All material below is to be reproduced exactly.

*** DATA SHOWN

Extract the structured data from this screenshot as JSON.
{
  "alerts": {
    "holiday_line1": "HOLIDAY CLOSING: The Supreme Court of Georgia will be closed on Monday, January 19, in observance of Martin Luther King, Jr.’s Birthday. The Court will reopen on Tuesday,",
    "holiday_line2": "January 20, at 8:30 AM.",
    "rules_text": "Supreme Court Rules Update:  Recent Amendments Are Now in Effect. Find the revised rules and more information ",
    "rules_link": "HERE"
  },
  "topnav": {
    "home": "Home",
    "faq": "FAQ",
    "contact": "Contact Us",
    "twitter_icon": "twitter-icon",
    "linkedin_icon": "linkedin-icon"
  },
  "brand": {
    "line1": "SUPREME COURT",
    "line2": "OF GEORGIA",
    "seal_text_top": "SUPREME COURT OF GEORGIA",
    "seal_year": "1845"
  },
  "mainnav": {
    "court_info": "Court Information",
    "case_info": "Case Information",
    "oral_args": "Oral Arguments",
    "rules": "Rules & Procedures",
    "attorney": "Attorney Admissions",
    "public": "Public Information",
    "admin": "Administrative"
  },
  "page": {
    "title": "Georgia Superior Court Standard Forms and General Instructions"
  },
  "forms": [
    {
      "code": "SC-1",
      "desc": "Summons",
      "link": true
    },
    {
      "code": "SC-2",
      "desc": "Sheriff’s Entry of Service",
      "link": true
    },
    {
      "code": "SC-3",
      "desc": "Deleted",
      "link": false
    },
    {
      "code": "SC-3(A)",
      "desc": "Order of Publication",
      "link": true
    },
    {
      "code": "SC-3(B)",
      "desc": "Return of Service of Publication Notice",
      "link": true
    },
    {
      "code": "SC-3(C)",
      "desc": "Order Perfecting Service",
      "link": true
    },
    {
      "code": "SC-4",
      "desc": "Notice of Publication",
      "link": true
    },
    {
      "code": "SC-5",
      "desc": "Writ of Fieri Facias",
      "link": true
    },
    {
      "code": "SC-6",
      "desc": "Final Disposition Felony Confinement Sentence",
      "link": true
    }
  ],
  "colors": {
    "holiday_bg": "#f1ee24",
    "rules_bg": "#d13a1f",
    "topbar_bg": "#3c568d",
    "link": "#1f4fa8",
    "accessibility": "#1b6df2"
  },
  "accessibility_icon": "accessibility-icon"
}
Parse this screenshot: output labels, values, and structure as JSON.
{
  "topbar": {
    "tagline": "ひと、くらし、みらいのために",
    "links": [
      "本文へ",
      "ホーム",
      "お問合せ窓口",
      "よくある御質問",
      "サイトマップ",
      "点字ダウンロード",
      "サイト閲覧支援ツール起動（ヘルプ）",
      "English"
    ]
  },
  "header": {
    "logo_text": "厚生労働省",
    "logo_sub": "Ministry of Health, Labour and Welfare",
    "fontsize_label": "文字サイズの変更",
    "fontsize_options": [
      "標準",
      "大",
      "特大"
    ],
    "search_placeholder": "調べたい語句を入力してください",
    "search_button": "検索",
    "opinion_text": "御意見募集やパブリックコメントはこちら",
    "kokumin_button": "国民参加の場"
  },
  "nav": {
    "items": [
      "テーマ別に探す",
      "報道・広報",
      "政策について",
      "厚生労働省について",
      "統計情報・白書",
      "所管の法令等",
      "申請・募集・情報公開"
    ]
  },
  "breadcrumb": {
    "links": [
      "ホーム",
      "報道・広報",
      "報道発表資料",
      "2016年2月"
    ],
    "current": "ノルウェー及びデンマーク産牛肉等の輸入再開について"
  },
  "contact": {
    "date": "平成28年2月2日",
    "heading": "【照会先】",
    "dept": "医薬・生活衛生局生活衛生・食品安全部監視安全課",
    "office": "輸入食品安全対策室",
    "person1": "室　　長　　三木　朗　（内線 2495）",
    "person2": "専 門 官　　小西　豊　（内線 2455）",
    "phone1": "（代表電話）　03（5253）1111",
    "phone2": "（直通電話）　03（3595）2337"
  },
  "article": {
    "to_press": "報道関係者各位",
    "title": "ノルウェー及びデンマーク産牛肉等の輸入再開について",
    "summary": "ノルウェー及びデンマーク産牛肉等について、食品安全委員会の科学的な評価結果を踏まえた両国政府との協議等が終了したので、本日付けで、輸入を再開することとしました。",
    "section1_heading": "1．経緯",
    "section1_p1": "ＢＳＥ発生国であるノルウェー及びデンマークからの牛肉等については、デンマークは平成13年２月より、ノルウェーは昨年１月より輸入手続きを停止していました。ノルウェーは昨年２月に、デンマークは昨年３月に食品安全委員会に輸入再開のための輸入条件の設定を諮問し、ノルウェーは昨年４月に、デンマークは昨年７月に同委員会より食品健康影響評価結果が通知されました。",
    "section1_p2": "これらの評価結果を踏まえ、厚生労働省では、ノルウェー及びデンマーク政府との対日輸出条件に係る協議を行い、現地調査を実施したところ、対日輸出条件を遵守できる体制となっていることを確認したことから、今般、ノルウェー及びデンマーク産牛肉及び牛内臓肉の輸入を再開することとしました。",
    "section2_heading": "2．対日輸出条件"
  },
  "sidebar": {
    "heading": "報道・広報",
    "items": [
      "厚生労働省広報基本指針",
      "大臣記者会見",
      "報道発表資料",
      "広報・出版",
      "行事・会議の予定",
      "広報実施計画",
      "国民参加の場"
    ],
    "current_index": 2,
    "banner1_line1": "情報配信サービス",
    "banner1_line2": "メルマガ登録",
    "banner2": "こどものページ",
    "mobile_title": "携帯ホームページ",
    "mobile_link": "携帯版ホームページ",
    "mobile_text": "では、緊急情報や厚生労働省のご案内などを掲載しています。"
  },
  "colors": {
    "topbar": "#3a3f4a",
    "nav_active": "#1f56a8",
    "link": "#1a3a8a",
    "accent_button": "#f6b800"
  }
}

******

THE SOLUTION
Extract the structured data from this screenshot as JSON.
{
  "alerts": {
    "holiday_line1": "HOLIDAY CLOSING: The Supreme Court of Georgia will be closed on Monday, January 19, in observance of Martin Luther King, Jr.’s Birthday. The Court will reopen on Tuesday,",
    "holiday_line2": "January 20, at 8:30 AM.",
    "rules_text": "Supreme Court Rules Update:  Recent Amendments Are Now in Effect. Find the revised rules and more information ",
    "rules_link": "HERE"
  },
  "topnav": {
    "home": "Home",
    "faq": "FAQ",
    "contact": "Contact Us",
    "twitter_icon": "twitter-icon",
    "linkedin_icon": "linkedin-icon"
  },
  "brand": {
    "line1": "SUPREME COURT",
    "line2": "OF GEORGIA",
    "seal_text_top": "SUPREME COURT OF GEORGIA",
    "seal_year": "1845"
  },
  "mainnav": {
    "court_info": "Court Information",
    "case_info": "Case Information",
    "oral_args": "Oral Arguments",
    "rules": "Rules & Procedures",
    "attorney": "Attorney Admissions",
    "public": "Public Information",
    "admin": "Administrative"
  },
  "page": {
    "title": "Georgia Superior Court Standard Forms and General Instructions"
  },
  "forms": [
    {
      "code": "SC-1",
      "desc": "Summons",
      "link": true
    },
    {
      "code": "SC-2",
      "desc": "Sheriff’s Entry of Service",
      "link": true
    },
    {
      "code": "SC-3",
      "desc": "Deleted",
      "link": false
    },
    {
      "code": "SC-3(A)",
      "desc": "Order of Publication",
      "link": true
    },
    {
      "code": "SC-3(B)",
      "desc": "Return of Service of Publication Notice",
      "link": true
    },
    {
      "code": "SC-3(C)",
      "desc": "Order Perfecting Service",
      "link": true
    },
    {
      "code": "SC-4",
      "desc": "Notice of Publication",
      "link": true
    },
    {
      "code": "SC-5",
      "desc": "Writ of Fieri Facias",
      "link": true
    },
    {
      "code": "SC-6",
      "desc": "Final Disposition Felony Confinement Sentence",
      "link": true
    }
  ],
  "colors": {
    "holiday_bg": "#f1ee24",
    "rules_bg": "#d13a1f",
    "topbar_bg": "#3c568d",
    "link": "#1f4fa8",
    "accessibility": "#1b6df2"
  },
  "accessibility_icon": "accessibility-icon"
}
Parse this screenshot: output labels, values, and structure as JSON.
{
  "topbar": {
    "tagline": "ひと、くらし、みらいのために",
    "links": [
      "本文へ",
      "ホーム",
      "お問合せ窓口",
      "よくある御質問",
      "サイトマップ",
      "点字ダウンロード",
      "サイト閲覧支援ツール起動（ヘルプ）",
      "English"
    ]
  },
  "header": {
    "logo_text": "厚生労働省",
    "logo_sub": "Ministry of Health, Labour and Welfare",
    "fontsize_label": "文字サイズの変更",
    "fontsize_options": [
      "標準",
      "大",
      "特大"
    ],
    "search_placeholder": "調べたい語句を入力してください",
    "search_button": "検索",
    "opinion_text": "御意見募集やパブリックコメントはこちら",
    "kokumin_button": "国民参加の場"
  },
  "nav": {
    "items": [
      "テーマ別に探す",
      "報道・広報",
      "政策について",
      "厚生労働省について",
      "統計情報・白書",
      "所管の法令等",
      "申請・募集・情報公開"
    ]
  },
  "breadcrumb": {
    "links": [
      "ホーム",
      "報道・広報",
      "報道発表資料",
      "2016年2月"
    ],
    "current": "ノルウェー及びデンマーク産牛肉等の輸入再開について"
  },
  "contact": {
    "date": "平成28年2月2日",
    "heading": "【照会先】",
    "dept": "医薬・生活衛生局生活衛生・食品安全部監視安全課",
    "office": "輸入食品安全対策室",
    "person1": "室　　長　　三木　朗　（内線 2495）",
    "person2": "専 門 官　　小西　豊　（内線 2455）",
    "phone1": "（代表電話）　03（5253）1111",
    "phone2": "（直通電話）　03（3595）2337"
  },
  "article": {
    "to_press": "報道関係者各位",
    "title": "ノルウェー及びデンマーク産牛肉等の輸入再開について",
    "summary": "ノルウェー及びデンマーク産牛肉等について、食品安全委員会の科学的な評価結果を踏まえた両国政府との協議等が終了したので、本日付けで、輸入を再開することとしました。",
    "section1_heading": "1．経緯",
    "section1_p1": "ＢＳＥ発生国であるノルウェー及びデンマークからの牛肉等については、デンマークは平成13年２月より、ノルウェーは昨年１月より輸入手続きを停止していました。ノルウェーは昨年２月に、デンマークは昨年３月に食品安全委員会に輸入再開のための輸入条件の設定を諮問し、ノルウェーは昨年４月に、デンマークは昨年７月に同委員会より食品健康影響評価結果が通知されました。",
    "section1_p2": "これらの評価結果を踏まえ、厚生労働省では、ノルウェー及びデンマーク政府との対日輸出条件に係る協議を行い、現地調査を実施したところ、対日輸出条件を遵守できる体制となっていることを確認したことから、今般、ノルウェー及びデンマーク産牛肉及び牛内臓肉の輸入を再開することとしました。",
    "section2_heading": "2．対日輸出条件"
  },
  "sidebar": {
    "heading": "報道・広報",
    "items": [
      "厚生労働省広報基本指針",
      "大臣記者会見",
      "報道発表資料",
      "広報・出版",
      "行事・会議の予定",
      "広報実施計画",
      "国民参加の場"
    ],
    "current_index": 2,
    "banner1_line1": "情報配信サービス",
    "banner1_line2": "メルマガ登録",
    "banner2": "こどものページ",
    "mobile_title": "携帯ホームページ",
    "mobile_link": "携帯版ホームページ",
    "mobile_text": "では、緊急情報や厚生労働省のご案内などを掲載しています。"
  },
  "colors": {
    "topbar": "#3a3f4a",
    "nav_active": "#1f56a8",
    "link": "#1a3a8a",
    "accent_button": "#f6b800"
  }
}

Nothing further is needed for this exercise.